=== Instructions for the task ===
In the entries, find all lines that hold the word "Abflusssummen" and copy them.

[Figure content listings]
────────────────────
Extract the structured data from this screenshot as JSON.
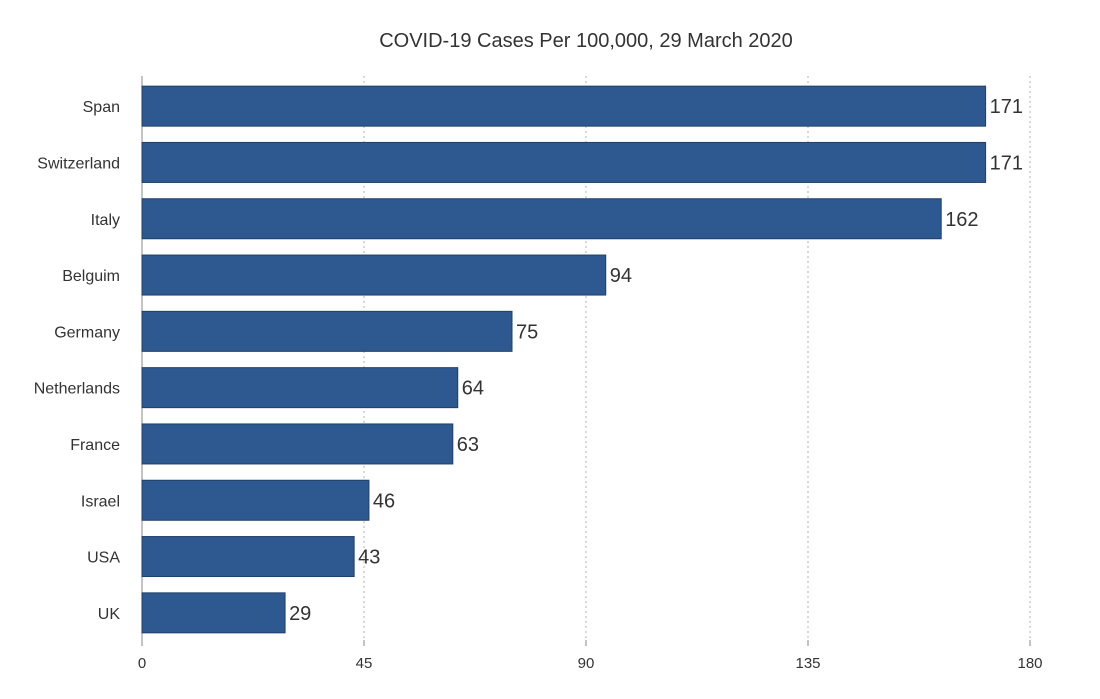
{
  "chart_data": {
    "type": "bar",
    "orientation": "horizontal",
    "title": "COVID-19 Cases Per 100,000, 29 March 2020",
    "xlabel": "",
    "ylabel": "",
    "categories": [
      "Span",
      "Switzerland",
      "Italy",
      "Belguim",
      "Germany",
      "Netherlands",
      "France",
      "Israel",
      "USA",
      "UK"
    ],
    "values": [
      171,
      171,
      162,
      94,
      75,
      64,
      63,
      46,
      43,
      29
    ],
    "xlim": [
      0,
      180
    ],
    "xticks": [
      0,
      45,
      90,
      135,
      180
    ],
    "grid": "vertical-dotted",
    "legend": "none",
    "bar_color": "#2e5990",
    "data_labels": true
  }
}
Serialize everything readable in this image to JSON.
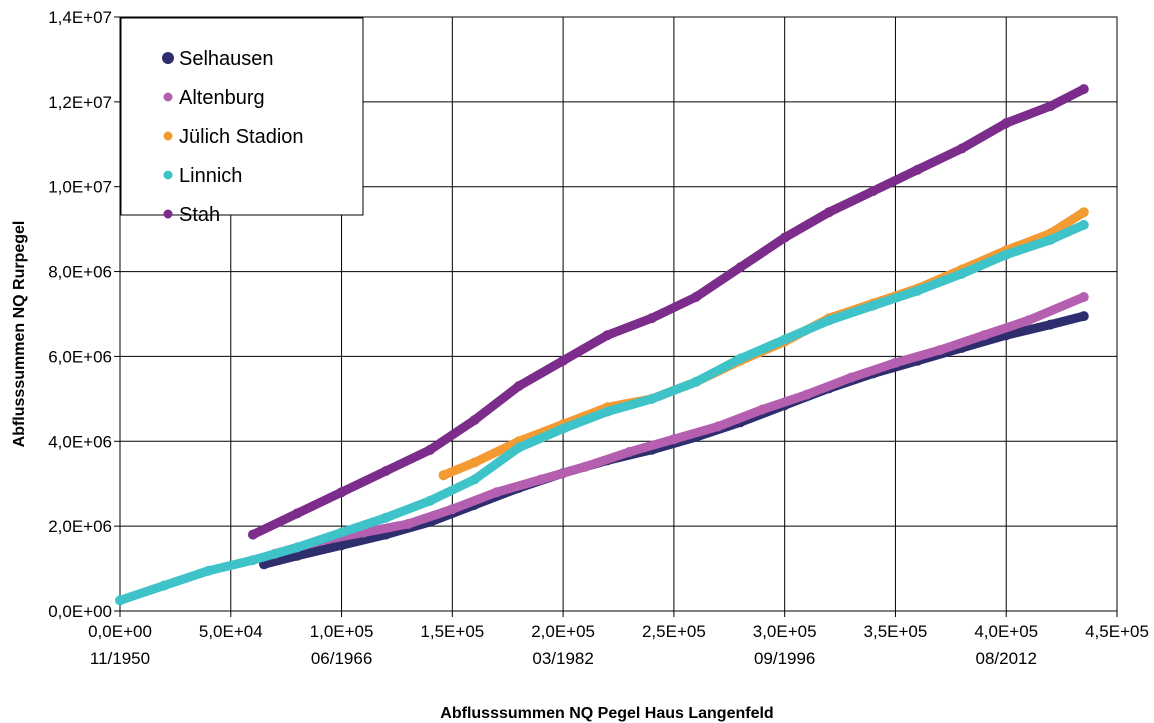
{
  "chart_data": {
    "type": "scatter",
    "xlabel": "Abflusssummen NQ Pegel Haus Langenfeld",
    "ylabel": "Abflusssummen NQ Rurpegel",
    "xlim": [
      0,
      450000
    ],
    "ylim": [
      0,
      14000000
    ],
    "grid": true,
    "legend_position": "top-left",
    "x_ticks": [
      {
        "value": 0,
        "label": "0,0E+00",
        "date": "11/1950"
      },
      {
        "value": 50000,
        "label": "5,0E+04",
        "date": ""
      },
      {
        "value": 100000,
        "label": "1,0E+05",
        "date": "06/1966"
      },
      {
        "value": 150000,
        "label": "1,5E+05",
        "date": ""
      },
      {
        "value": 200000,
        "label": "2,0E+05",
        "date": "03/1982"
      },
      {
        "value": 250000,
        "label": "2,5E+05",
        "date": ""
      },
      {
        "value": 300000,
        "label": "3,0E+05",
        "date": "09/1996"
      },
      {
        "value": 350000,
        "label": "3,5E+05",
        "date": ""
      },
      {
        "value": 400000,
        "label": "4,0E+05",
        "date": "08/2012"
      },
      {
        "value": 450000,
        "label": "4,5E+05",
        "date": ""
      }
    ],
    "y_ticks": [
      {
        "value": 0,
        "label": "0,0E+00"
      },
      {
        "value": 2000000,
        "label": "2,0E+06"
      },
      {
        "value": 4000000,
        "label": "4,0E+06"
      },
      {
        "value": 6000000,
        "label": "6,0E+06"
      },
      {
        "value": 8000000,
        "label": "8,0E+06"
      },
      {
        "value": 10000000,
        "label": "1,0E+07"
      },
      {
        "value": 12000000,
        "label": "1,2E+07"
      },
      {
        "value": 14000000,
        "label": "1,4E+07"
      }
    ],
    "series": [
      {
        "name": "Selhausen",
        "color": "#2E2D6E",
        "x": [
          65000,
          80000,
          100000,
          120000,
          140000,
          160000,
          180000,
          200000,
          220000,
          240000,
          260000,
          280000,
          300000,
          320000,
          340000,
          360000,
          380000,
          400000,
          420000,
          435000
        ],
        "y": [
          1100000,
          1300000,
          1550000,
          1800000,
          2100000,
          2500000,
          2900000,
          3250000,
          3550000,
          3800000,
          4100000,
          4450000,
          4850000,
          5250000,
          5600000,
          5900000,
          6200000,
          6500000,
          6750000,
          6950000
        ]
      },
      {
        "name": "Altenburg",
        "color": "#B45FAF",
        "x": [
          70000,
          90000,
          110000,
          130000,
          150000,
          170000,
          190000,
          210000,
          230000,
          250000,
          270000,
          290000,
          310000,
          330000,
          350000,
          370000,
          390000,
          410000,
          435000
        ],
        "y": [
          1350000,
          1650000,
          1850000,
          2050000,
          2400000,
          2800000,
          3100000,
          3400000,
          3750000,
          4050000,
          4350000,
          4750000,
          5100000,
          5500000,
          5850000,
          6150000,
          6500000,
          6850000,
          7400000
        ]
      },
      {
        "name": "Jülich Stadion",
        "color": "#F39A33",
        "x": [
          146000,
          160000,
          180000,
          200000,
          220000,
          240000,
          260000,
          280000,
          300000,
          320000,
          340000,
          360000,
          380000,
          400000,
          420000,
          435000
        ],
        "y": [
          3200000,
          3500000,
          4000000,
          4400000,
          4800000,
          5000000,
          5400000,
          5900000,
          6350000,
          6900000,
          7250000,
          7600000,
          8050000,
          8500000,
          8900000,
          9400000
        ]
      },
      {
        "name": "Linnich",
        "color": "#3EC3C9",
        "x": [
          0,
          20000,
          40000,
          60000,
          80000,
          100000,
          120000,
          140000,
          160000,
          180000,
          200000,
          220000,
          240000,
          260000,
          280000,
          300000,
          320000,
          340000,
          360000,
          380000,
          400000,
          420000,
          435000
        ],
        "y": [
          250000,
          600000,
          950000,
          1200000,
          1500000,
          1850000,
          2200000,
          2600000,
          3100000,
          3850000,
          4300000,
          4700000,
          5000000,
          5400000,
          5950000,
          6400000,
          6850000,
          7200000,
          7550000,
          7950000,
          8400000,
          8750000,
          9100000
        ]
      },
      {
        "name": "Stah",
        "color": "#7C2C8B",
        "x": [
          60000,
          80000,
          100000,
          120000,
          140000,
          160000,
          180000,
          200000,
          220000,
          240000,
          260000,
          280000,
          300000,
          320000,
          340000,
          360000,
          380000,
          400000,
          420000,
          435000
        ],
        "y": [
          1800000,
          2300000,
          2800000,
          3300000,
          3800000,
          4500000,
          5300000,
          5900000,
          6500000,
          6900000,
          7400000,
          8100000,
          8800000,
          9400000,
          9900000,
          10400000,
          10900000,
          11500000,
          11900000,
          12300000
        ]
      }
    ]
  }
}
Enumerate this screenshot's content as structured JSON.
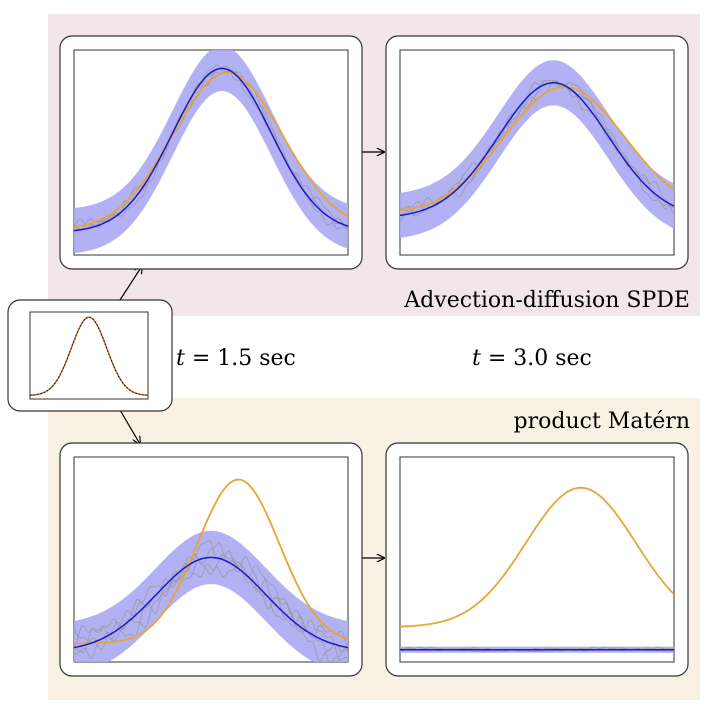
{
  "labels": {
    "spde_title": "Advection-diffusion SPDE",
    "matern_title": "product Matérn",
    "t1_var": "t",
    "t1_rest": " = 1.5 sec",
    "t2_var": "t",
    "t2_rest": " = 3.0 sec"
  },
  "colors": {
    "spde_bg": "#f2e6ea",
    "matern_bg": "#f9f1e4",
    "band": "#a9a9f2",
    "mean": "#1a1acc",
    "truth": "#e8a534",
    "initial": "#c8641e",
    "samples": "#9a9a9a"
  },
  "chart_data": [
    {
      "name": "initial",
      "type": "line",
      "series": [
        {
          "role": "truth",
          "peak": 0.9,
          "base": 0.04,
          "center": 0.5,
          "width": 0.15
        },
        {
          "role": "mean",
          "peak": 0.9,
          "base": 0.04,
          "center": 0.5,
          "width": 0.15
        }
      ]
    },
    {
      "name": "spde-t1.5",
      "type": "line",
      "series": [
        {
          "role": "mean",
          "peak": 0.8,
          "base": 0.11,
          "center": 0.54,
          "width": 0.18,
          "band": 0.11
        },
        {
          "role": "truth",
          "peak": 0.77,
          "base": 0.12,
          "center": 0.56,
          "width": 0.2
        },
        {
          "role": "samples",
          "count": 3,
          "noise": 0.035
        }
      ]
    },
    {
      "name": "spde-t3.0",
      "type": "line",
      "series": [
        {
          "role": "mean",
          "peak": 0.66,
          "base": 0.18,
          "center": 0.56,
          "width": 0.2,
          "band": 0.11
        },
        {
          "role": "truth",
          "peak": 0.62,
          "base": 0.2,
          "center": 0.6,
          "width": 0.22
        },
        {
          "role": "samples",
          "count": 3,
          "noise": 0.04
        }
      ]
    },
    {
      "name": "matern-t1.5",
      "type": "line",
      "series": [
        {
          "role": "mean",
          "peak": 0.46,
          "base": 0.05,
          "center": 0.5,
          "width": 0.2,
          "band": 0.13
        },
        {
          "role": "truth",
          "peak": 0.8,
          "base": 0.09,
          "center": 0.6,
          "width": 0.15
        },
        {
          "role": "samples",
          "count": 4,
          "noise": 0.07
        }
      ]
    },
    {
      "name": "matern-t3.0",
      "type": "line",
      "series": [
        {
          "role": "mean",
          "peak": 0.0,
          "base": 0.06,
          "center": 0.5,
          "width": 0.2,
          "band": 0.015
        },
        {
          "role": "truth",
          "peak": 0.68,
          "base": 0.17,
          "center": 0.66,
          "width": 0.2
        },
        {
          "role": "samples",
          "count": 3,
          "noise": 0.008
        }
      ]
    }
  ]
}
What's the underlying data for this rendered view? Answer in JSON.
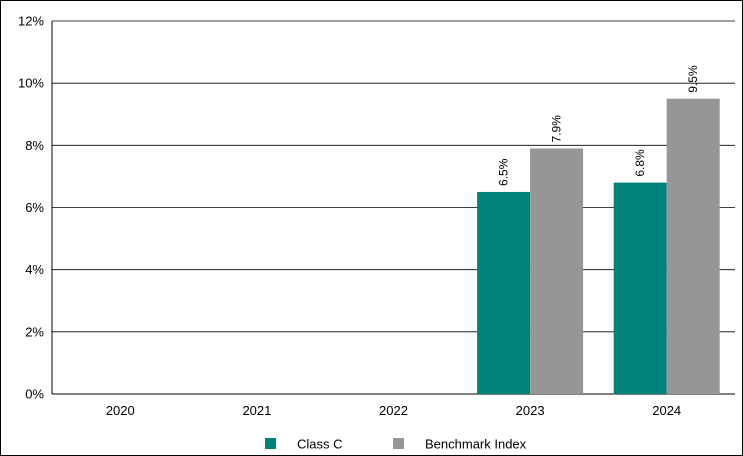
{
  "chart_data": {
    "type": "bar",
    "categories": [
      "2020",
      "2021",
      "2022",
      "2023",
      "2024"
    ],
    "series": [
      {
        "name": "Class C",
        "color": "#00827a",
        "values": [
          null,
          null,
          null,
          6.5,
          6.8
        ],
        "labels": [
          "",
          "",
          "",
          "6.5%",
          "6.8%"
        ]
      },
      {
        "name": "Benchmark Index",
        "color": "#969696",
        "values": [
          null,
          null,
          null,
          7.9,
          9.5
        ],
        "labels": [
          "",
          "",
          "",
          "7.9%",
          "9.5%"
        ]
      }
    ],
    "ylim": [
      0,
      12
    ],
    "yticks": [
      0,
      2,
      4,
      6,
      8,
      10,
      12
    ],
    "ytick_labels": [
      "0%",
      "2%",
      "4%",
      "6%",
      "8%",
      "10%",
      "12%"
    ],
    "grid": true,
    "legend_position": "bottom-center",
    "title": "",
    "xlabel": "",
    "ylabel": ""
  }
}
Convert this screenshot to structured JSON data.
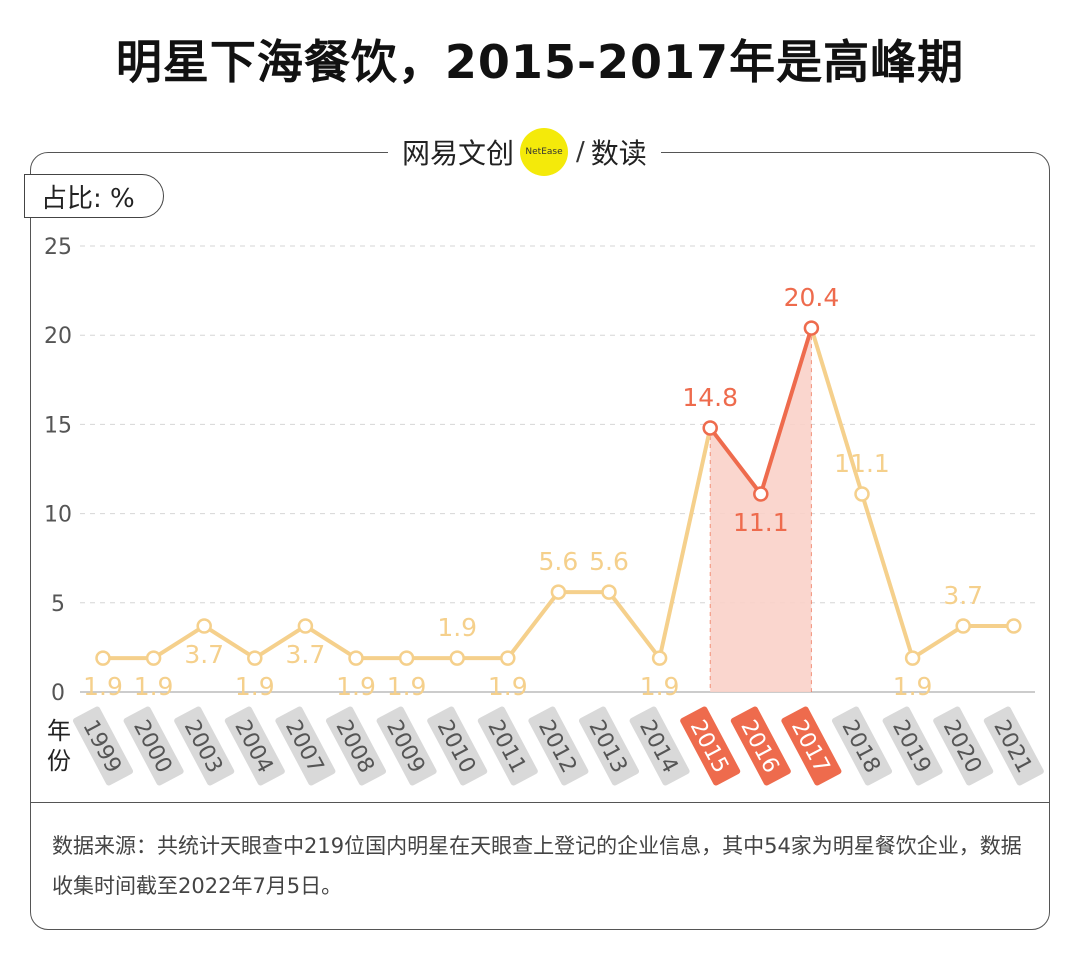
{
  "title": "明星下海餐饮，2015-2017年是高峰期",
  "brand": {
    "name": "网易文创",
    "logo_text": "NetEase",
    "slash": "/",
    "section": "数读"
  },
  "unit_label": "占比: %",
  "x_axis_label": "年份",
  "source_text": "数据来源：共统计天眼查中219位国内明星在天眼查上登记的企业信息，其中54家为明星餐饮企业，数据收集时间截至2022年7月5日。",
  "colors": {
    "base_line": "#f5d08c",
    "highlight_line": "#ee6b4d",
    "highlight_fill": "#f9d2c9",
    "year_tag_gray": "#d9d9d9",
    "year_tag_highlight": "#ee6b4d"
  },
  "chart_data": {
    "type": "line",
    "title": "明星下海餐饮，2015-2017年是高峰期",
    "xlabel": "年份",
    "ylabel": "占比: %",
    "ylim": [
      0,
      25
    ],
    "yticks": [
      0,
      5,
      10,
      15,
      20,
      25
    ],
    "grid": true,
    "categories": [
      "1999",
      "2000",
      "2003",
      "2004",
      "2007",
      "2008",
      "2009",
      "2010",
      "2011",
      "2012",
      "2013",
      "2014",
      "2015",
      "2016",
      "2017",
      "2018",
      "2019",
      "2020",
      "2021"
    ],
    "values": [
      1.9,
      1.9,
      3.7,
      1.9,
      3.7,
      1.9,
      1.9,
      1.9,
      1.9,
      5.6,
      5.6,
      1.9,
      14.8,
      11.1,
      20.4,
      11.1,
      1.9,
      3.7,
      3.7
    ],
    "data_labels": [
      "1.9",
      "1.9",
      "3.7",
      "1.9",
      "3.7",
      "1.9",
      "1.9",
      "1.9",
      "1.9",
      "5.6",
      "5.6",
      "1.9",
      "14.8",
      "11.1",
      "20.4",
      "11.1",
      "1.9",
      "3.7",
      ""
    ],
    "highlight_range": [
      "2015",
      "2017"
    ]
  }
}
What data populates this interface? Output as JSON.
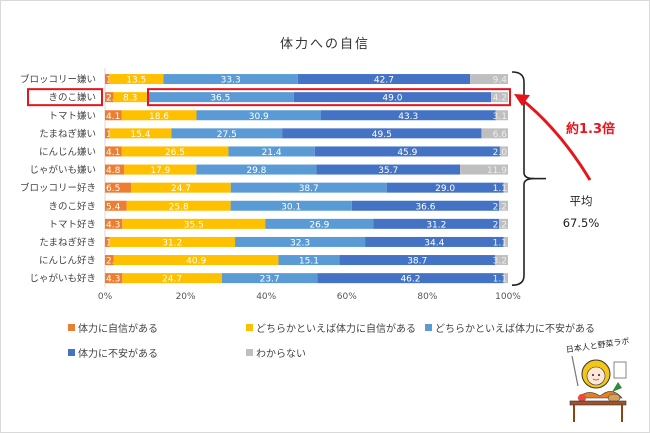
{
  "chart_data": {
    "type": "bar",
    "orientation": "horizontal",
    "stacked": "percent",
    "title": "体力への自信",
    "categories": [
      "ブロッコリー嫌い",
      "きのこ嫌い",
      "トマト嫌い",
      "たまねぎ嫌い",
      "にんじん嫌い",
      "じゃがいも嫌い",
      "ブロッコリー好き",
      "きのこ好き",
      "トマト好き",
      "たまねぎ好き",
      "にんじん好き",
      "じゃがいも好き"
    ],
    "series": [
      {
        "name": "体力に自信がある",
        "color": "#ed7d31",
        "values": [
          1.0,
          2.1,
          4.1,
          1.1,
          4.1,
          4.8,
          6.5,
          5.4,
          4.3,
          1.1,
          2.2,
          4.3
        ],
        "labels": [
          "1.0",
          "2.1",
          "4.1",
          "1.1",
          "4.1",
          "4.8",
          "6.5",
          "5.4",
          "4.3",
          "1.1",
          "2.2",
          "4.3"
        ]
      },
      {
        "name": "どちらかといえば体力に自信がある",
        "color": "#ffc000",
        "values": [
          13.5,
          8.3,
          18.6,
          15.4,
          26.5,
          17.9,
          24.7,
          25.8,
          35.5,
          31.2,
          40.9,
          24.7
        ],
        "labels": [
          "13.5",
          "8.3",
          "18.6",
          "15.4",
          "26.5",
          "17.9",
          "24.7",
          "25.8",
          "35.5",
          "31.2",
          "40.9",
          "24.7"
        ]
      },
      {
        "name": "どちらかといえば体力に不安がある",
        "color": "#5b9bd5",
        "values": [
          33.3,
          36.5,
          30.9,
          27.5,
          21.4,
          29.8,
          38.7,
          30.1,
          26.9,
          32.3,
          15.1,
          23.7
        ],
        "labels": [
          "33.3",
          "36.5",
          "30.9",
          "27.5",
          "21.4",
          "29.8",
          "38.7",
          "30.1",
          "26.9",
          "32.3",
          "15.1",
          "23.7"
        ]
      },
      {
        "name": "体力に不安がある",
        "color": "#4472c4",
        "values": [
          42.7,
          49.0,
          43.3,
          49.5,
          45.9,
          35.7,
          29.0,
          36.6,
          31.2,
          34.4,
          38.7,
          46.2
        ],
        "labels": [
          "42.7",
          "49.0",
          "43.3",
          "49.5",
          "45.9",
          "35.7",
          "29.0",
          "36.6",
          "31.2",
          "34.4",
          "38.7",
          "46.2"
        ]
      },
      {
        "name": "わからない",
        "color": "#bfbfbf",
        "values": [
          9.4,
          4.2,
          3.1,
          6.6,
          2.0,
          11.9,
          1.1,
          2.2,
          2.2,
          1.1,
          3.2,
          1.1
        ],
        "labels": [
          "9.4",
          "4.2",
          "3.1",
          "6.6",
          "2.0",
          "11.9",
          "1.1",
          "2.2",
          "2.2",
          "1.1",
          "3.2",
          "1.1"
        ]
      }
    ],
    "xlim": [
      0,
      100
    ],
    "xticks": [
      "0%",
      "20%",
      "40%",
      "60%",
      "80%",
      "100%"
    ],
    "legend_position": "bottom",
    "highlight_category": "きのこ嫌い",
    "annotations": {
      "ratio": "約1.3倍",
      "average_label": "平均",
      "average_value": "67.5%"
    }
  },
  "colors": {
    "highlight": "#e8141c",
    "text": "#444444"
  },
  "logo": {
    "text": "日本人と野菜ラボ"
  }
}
────────────────────
=== Expected output ===
    "xlabel": "Abflusssummen NQ Pegel Haus Langenfeld",
    "ylabel": "Abflusssummen NQ Rurpegel",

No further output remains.